### WHAT TO WORK ON
Copy each line in which the string "color" occurs.

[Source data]

-- START --

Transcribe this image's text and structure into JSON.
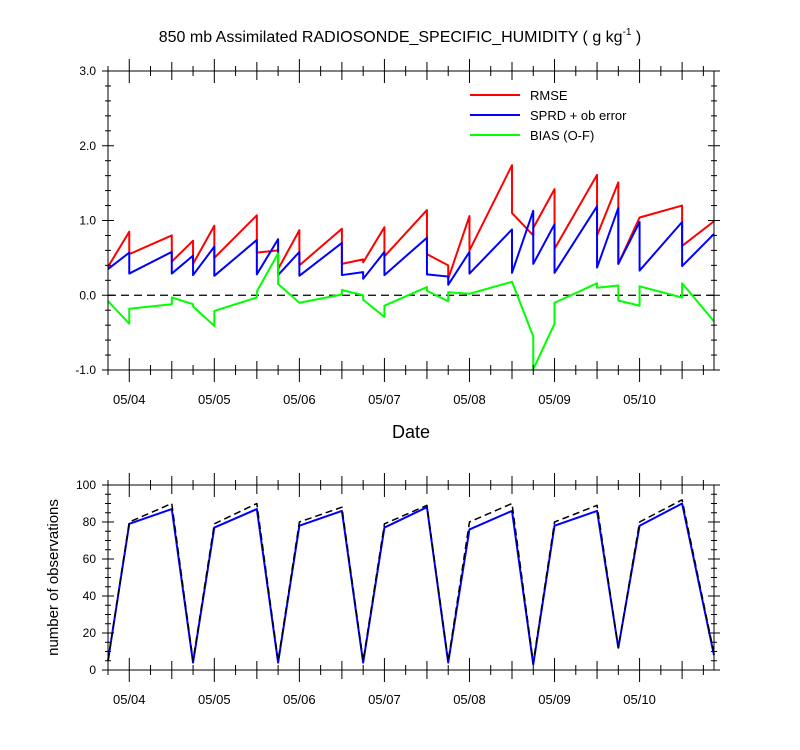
{
  "title": {
    "main": "850 mb Assimilated RADIOSONDE_SPECIFIC_HUMIDITY ( g kg",
    "sup": "-1",
    "close": " )"
  },
  "chart_data": [
    {
      "type": "line",
      "x_unit": "time (dates at 00 UTC)",
      "xlim": [
        "05/03 18:00",
        "05/10 21:00"
      ],
      "xticks": [
        "05/04",
        "05/05",
        "05/06",
        "05/07",
        "05/08",
        "05/09",
        "05/10"
      ],
      "xlabel": "Date",
      "ylim": [
        -1.0,
        3.0
      ],
      "yticks": [
        "-1.0",
        "0.0",
        "1.0",
        "2.0",
        "3.0"
      ],
      "zero_line": {
        "y": 0,
        "style": "dashed",
        "color": "#000000"
      },
      "legend_position": "top-right",
      "series": [
        {
          "name": "RMSE",
          "color": "#ff0000",
          "points": [
            [
              "05/03 18:00",
              0.38
            ],
            [
              "05/04 00:00",
              0.85
            ],
            [
              "05/04 00:00",
              0.55
            ],
            [
              "05/04 12:00",
              0.8
            ],
            [
              "05/04 12:00",
              0.45
            ],
            [
              "05/04 18:00",
              0.73
            ],
            [
              "05/04 18:00",
              0.42
            ],
            [
              "05/05 00:00",
              0.93
            ],
            [
              "05/05 00:00",
              0.5
            ],
            [
              "05/05 12:00",
              1.07
            ],
            [
              "05/05 12:00",
              0.57
            ],
            [
              "05/05 18:00",
              0.6
            ],
            [
              "05/05 18:00",
              0.35
            ],
            [
              "05/06 00:00",
              0.87
            ],
            [
              "05/06 00:00",
              0.4
            ],
            [
              "05/06 12:00",
              0.89
            ],
            [
              "05/06 12:00",
              0.42
            ],
            [
              "05/06 18:00",
              0.48
            ],
            [
              "05/06 18:00",
              0.44
            ],
            [
              "05/07 00:00",
              0.91
            ],
            [
              "05/07 00:00",
              0.52
            ],
            [
              "05/07 12:00",
              1.14
            ],
            [
              "05/07 12:00",
              0.55
            ],
            [
              "05/07 18:00",
              0.4
            ],
            [
              "05/07 18:00",
              0.22
            ],
            [
              "05/08 00:00",
              1.06
            ],
            [
              "05/08 00:00",
              0.6
            ],
            [
              "05/08 12:00",
              1.74
            ],
            [
              "05/08 12:00",
              1.1
            ],
            [
              "05/08 18:00",
              0.8
            ],
            [
              "05/08 18:00",
              0.9
            ],
            [
              "05/09 00:00",
              1.42
            ],
            [
              "05/09 00:00",
              0.62
            ],
            [
              "05/09 12:00",
              1.61
            ],
            [
              "05/09 12:00",
              0.8
            ],
            [
              "05/09 18:00",
              1.51
            ],
            [
              "05/09 18:00",
              0.42
            ],
            [
              "05/10 00:00",
              1.04
            ],
            [
              "05/10 12:00",
              1.2
            ],
            [
              "05/10 12:00",
              0.66
            ],
            [
              "05/10 21:00",
              0.99
            ]
          ]
        },
        {
          "name": "SPRD + ob error",
          "color": "#0000ff",
          "points": [
            [
              "05/03 18:00",
              0.35
            ],
            [
              "05/04 00:00",
              0.57
            ],
            [
              "05/04 00:00",
              0.29
            ],
            [
              "05/04 12:00",
              0.58
            ],
            [
              "05/04 12:00",
              0.29
            ],
            [
              "05/04 18:00",
              0.53
            ],
            [
              "05/04 18:00",
              0.27
            ],
            [
              "05/05 00:00",
              0.65
            ],
            [
              "05/05 00:00",
              0.26
            ],
            [
              "05/05 12:00",
              0.74
            ],
            [
              "05/05 12:00",
              0.28
            ],
            [
              "05/05 18:00",
              0.75
            ],
            [
              "05/05 18:00",
              0.27
            ],
            [
              "05/06 00:00",
              0.58
            ],
            [
              "05/06 00:00",
              0.26
            ],
            [
              "05/06 12:00",
              0.7
            ],
            [
              "05/06 12:00",
              0.27
            ],
            [
              "05/06 18:00",
              0.31
            ],
            [
              "05/06 18:00",
              0.22
            ],
            [
              "05/07 00:00",
              0.58
            ],
            [
              "05/07 00:00",
              0.27
            ],
            [
              "05/07 12:00",
              0.77
            ],
            [
              "05/07 12:00",
              0.28
            ],
            [
              "05/07 18:00",
              0.25
            ],
            [
              "05/07 18:00",
              0.14
            ],
            [
              "05/08 00:00",
              0.58
            ],
            [
              "05/08 00:00",
              0.29
            ],
            [
              "05/08 12:00",
              0.88
            ],
            [
              "05/08 12:00",
              0.3
            ],
            [
              "05/08 18:00",
              1.13
            ],
            [
              "05/08 18:00",
              0.42
            ],
            [
              "05/09 00:00",
              0.95
            ],
            [
              "05/09 00:00",
              0.3
            ],
            [
              "05/09 12:00",
              1.19
            ],
            [
              "05/09 12:00",
              0.37
            ],
            [
              "05/09 18:00",
              1.17
            ],
            [
              "05/09 18:00",
              0.42
            ],
            [
              "05/10 00:00",
              0.98
            ],
            [
              "05/10 00:00",
              0.33
            ],
            [
              "05/10 12:00",
              0.98
            ],
            [
              "05/10 12:00",
              0.39
            ],
            [
              "05/10 21:00",
              0.82
            ]
          ]
        },
        {
          "name": "BIAS (O-F)",
          "color": "#00ff00",
          "points": [
            [
              "05/03 18:00",
              -0.08
            ],
            [
              "05/04 00:00",
              -0.38
            ],
            [
              "05/04 00:00",
              -0.18
            ],
            [
              "05/04 12:00",
              -0.12
            ],
            [
              "05/04 12:00",
              -0.03
            ],
            [
              "05/04 18:00",
              -0.12
            ],
            [
              "05/04 18:00",
              -0.15
            ],
            [
              "05/05 00:00",
              -0.41
            ],
            [
              "05/05 00:00",
              -0.21
            ],
            [
              "05/05 12:00",
              -0.03
            ],
            [
              "05/05 12:00",
              0.05
            ],
            [
              "05/05 18:00",
              0.56
            ],
            [
              "05/05 18:00",
              0.15
            ],
            [
              "05/06 00:00",
              -0.1
            ],
            [
              "05/06 12:00",
              0.01
            ],
            [
              "05/06 12:00",
              0.07
            ],
            [
              "05/06 18:00",
              0.0
            ],
            [
              "05/06 18:00",
              -0.06
            ],
            [
              "05/07 00:00",
              -0.29
            ],
            [
              "05/07 00:00",
              -0.14
            ],
            [
              "05/07 12:00",
              0.11
            ],
            [
              "05/07 12:00",
              0.06
            ],
            [
              "05/07 18:00",
              -0.08
            ],
            [
              "05/07 18:00",
              0.04
            ],
            [
              "05/08 00:00",
              0.02
            ],
            [
              "05/08 12:00",
              0.18
            ],
            [
              "05/08 18:00",
              -0.55
            ],
            [
              "05/08 18:00",
              -0.99
            ],
            [
              "05/09 00:00",
              -0.38
            ],
            [
              "05/09 00:00",
              -0.1
            ],
            [
              "05/09 12:00",
              0.16
            ],
            [
              "05/09 12:00",
              0.1
            ],
            [
              "05/09 18:00",
              0.13
            ],
            [
              "05/09 18:00",
              -0.07
            ],
            [
              "05/10 00:00",
              -0.14
            ],
            [
              "05/10 00:00",
              0.12
            ],
            [
              "05/10 12:00",
              -0.03
            ],
            [
              "05/10 12:00",
              0.16
            ],
            [
              "05/10 21:00",
              -0.35
            ]
          ]
        }
      ]
    },
    {
      "type": "line",
      "x_unit": "time (dates at 00 UTC)",
      "xlim": [
        "05/03 18:00",
        "05/10 21:00"
      ],
      "xticks": [
        "05/04",
        "05/05",
        "05/06",
        "05/07",
        "05/08",
        "05/09",
        "05/10"
      ],
      "ylabel": "number of observations",
      "ylim": [
        0,
        100
      ],
      "yticks": [
        "0",
        "20",
        "40",
        "60",
        "80",
        "100"
      ],
      "series": [
        {
          "role": "assimilated",
          "color": "#0000ff",
          "style": "solid",
          "points": [
            [
              "05/03 18:00",
              5
            ],
            [
              "05/04 00:00",
              79
            ],
            [
              "05/04 12:00",
              87
            ],
            [
              "05/04 18:00",
              4
            ],
            [
              "05/05 00:00",
              77
            ],
            [
              "05/05 12:00",
              87
            ],
            [
              "05/05 18:00",
              4
            ],
            [
              "05/06 00:00",
              78
            ],
            [
              "05/06 12:00",
              86
            ],
            [
              "05/06 18:00",
              4
            ],
            [
              "05/07 00:00",
              77
            ],
            [
              "05/07 12:00",
              88
            ],
            [
              "05/07 18:00",
              4
            ],
            [
              "05/08 00:00",
              76
            ],
            [
              "05/08 12:00",
              86
            ],
            [
              "05/08 18:00",
              3
            ],
            [
              "05/09 00:00",
              78
            ],
            [
              "05/09 12:00",
              86
            ],
            [
              "05/09 18:00",
              12
            ],
            [
              "05/10 00:00",
              78
            ],
            [
              "05/10 12:00",
              90
            ],
            [
              "05/10 21:00",
              8
            ]
          ]
        },
        {
          "role": "possible",
          "color": "#000000",
          "style": "dashed",
          "points": [
            [
              "05/03 18:00",
              5
            ],
            [
              "05/04 00:00",
              80
            ],
            [
              "05/04 12:00",
              90
            ],
            [
              "05/04 18:00",
              5
            ],
            [
              "05/05 00:00",
              79
            ],
            [
              "05/05 12:00",
              90
            ],
            [
              "05/05 18:00",
              5
            ],
            [
              "05/06 00:00",
              80
            ],
            [
              "05/06 12:00",
              88
            ],
            [
              "05/06 18:00",
              5
            ],
            [
              "05/07 00:00",
              79
            ],
            [
              "05/07 12:00",
              89
            ],
            [
              "05/07 18:00",
              5
            ],
            [
              "05/08 00:00",
              80
            ],
            [
              "05/08 12:00",
              90
            ],
            [
              "05/08 18:00",
              4
            ],
            [
              "05/09 00:00",
              80
            ],
            [
              "05/09 12:00",
              89
            ],
            [
              "05/09 18:00",
              12
            ],
            [
              "05/10 00:00",
              80
            ],
            [
              "05/10 12:00",
              92
            ],
            [
              "05/10 21:00",
              9
            ]
          ]
        }
      ]
    }
  ]
}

-- END --

### RESULT BELOW
        "color": "#000000"
          "color": "#ff0000",
          "color": "#0000ff",
          "color": "#00ff00",
          "color": "#0000ff",
          "color": "#000000",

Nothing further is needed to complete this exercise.